(Element region listings)
------------
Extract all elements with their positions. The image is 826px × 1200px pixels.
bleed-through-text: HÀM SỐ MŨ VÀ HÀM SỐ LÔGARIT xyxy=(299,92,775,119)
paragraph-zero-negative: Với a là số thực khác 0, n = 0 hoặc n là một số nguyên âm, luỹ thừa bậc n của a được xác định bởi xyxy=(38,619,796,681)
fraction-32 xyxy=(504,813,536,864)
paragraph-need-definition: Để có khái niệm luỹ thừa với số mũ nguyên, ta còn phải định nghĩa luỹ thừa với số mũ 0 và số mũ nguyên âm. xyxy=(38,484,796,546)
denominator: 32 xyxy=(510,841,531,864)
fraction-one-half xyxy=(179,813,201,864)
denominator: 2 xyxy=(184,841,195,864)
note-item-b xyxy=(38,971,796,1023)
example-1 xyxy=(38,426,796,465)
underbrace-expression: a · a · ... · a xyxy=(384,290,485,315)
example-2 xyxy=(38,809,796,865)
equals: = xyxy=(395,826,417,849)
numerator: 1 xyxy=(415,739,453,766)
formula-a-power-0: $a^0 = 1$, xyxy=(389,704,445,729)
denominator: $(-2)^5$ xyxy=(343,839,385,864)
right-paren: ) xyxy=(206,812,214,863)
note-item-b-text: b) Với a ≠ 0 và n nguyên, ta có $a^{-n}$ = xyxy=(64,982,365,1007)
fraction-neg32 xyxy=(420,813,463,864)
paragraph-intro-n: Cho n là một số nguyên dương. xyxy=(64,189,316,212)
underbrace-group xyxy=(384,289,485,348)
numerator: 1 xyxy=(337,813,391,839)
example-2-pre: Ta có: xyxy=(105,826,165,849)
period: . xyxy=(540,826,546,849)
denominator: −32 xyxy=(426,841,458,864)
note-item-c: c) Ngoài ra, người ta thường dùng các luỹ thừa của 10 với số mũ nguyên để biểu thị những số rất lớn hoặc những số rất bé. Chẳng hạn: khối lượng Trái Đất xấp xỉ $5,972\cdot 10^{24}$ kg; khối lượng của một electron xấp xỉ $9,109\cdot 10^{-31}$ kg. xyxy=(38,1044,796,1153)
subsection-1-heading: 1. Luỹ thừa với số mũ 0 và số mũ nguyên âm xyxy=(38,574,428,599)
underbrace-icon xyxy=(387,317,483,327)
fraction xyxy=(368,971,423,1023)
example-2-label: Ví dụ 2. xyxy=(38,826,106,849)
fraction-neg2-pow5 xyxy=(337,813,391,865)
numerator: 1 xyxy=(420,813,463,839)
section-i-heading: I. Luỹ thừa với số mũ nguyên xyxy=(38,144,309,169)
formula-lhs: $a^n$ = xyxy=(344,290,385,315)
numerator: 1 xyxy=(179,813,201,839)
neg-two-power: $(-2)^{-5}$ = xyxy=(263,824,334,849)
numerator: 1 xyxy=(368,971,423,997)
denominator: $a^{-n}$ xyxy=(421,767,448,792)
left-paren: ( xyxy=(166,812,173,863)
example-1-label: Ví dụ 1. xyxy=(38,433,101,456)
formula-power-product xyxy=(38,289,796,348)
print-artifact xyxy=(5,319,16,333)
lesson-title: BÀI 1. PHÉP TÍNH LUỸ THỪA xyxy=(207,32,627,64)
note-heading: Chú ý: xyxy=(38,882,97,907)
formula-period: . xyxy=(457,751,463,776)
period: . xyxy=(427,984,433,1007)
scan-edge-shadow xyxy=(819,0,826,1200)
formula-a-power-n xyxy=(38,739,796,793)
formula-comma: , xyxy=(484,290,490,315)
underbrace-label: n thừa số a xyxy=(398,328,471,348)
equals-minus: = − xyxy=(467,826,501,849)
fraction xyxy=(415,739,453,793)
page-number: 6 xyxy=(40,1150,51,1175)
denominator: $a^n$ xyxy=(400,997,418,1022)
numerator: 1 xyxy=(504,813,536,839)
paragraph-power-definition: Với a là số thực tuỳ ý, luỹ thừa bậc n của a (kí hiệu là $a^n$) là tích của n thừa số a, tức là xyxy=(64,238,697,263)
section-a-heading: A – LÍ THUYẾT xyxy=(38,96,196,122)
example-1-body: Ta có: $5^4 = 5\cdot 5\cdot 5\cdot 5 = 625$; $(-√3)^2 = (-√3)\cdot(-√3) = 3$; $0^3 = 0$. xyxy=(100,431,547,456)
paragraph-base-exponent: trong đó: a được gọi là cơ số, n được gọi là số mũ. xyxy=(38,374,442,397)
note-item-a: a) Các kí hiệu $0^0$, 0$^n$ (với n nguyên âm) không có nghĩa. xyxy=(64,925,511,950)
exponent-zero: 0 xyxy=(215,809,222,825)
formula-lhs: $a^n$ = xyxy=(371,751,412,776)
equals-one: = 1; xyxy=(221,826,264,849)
------------
- **INSTRUCTIONS FOR THE TASK**:
Can you copy every line of the entries above, character for character?

- **RESPONSE**:
Extract all elements with their positions. The image is 826px × 1200px pixels.
bleed-through-text: HÀM SỐ MŨ VÀ HÀM SỐ LÔGARIT xyxy=(299,92,775,119)
paragraph-zero-negative: Với a là số thực khác 0, n = 0 hoặc n là một số nguyên âm, luỹ thừa bậc n của a được xác định bởi xyxy=(38,619,796,681)
fraction-32 xyxy=(504,813,536,864)
paragraph-need-definition: Để có khái niệm luỹ thừa với số mũ nguyên, ta còn phải định nghĩa luỹ thừa với số mũ 0 và số mũ nguyên âm. xyxy=(38,484,796,546)
denominator: 32 xyxy=(510,841,531,864)
fraction-one-half xyxy=(179,813,201,864)
denominator: 2 xyxy=(184,841,195,864)
note-item-b xyxy=(38,971,796,1023)
example-1 xyxy=(38,426,796,465)
underbrace-expression: a · a · ... · a xyxy=(384,290,485,315)
example-2 xyxy=(38,809,796,865)
equals: = xyxy=(395,826,417,849)
numerator: 1 xyxy=(415,739,453,766)
formula-a-power-0: $a^0 = 1$, xyxy=(389,704,445,729)
denominator: $(-2)^5$ xyxy=(343,839,385,864)
right-paren: ) xyxy=(206,812,214,863)
note-item-b-text: b) Với a ≠ 0 và n nguyên, ta có $a^{-n}$ = xyxy=(64,982,365,1007)
fraction-neg32 xyxy=(420,813,463,864)
paragraph-intro-n: Cho n là một số nguyên dương. xyxy=(64,189,316,212)
underbrace-group xyxy=(384,289,485,348)
numerator: 1 xyxy=(337,813,391,839)
example-2-pre: Ta có: xyxy=(105,826,165,849)
period: . xyxy=(540,826,546,849)
denominator: −32 xyxy=(426,841,458,864)
note-item-c: c) Ngoài ra, người ta thường dùng các luỹ thừa của 10 với số mũ nguyên để biểu thị những số rất lớn hoặc những số rất bé. Chẳng hạn: khối lượng Trái Đất xấp xỉ $5,972\cdot 10^{24}$ kg; khối lượng của một electron xấp xỉ $9,109\cdot 10^{-31}$ kg. xyxy=(38,1044,796,1153)
subsection-1-heading: 1. Luỹ thừa với số mũ 0 và số mũ nguyên âm xyxy=(38,574,428,599)
underbrace-icon xyxy=(387,317,483,327)
fraction xyxy=(368,971,423,1023)
example-2-label: Ví dụ 2. xyxy=(38,826,106,849)
fraction-neg2-pow5 xyxy=(337,813,391,865)
numerator: 1 xyxy=(420,813,463,839)
section-i-heading: I. Luỹ thừa với số mũ nguyên xyxy=(38,144,309,169)
formula-lhs: $a^n$ = xyxy=(344,290,385,315)
numerator: 1 xyxy=(179,813,201,839)
neg-two-power: $(-2)^{-5}$ = xyxy=(263,824,334,849)
numerator: 1 xyxy=(368,971,423,997)
denominator: $a^{-n}$ xyxy=(421,767,448,792)
left-paren: ( xyxy=(166,812,173,863)
example-1-label: Ví dụ 1. xyxy=(38,433,101,456)
formula-power-product xyxy=(38,289,796,348)
print-artifact xyxy=(5,319,16,333)
lesson-title: BÀI 1. PHÉP TÍNH LUỸ THỪA xyxy=(207,32,627,64)
note-heading: Chú ý: xyxy=(38,882,97,907)
formula-period: . xyxy=(457,751,463,776)
period: . xyxy=(427,984,433,1007)
scan-edge-shadow xyxy=(819,0,826,1200)
formula-a-power-n xyxy=(38,739,796,793)
formula-comma: , xyxy=(484,290,490,315)
underbrace-label: n thừa số a xyxy=(398,328,471,348)
equals-minus: = − xyxy=(467,826,501,849)
fraction xyxy=(415,739,453,793)
page-number: 6 xyxy=(40,1150,51,1175)
denominator: $a^n$ xyxy=(400,997,418,1022)
numerator: 1 xyxy=(504,813,536,839)
paragraph-power-definition: Với a là số thực tuỳ ý, luỹ thừa bậc n của a (kí hiệu là $a^n$) là tích của n thừa số a, tức là xyxy=(64,238,697,263)
section-a-heading: A – LÍ THUYẾT xyxy=(38,96,196,122)
example-1-body: Ta có: $5^4 = 5\cdot 5\cdot 5\cdot 5 = 625$; $(-√3)^2 = (-√3)\cdot(-√3) = 3$; $0^3 = 0$. xyxy=(100,431,547,456)
paragraph-base-exponent: trong đó: a được gọi là cơ số, n được gọi là số mũ. xyxy=(38,374,442,397)
note-item-a: a) Các kí hiệu $0^0$, 0$^n$ (với n nguyên âm) không có nghĩa. xyxy=(64,925,511,950)
exponent-zero: 0 xyxy=(215,809,222,825)
formula-lhs: $a^n$ = xyxy=(371,751,412,776)
equals-one: = 1; xyxy=(221,826,264,849)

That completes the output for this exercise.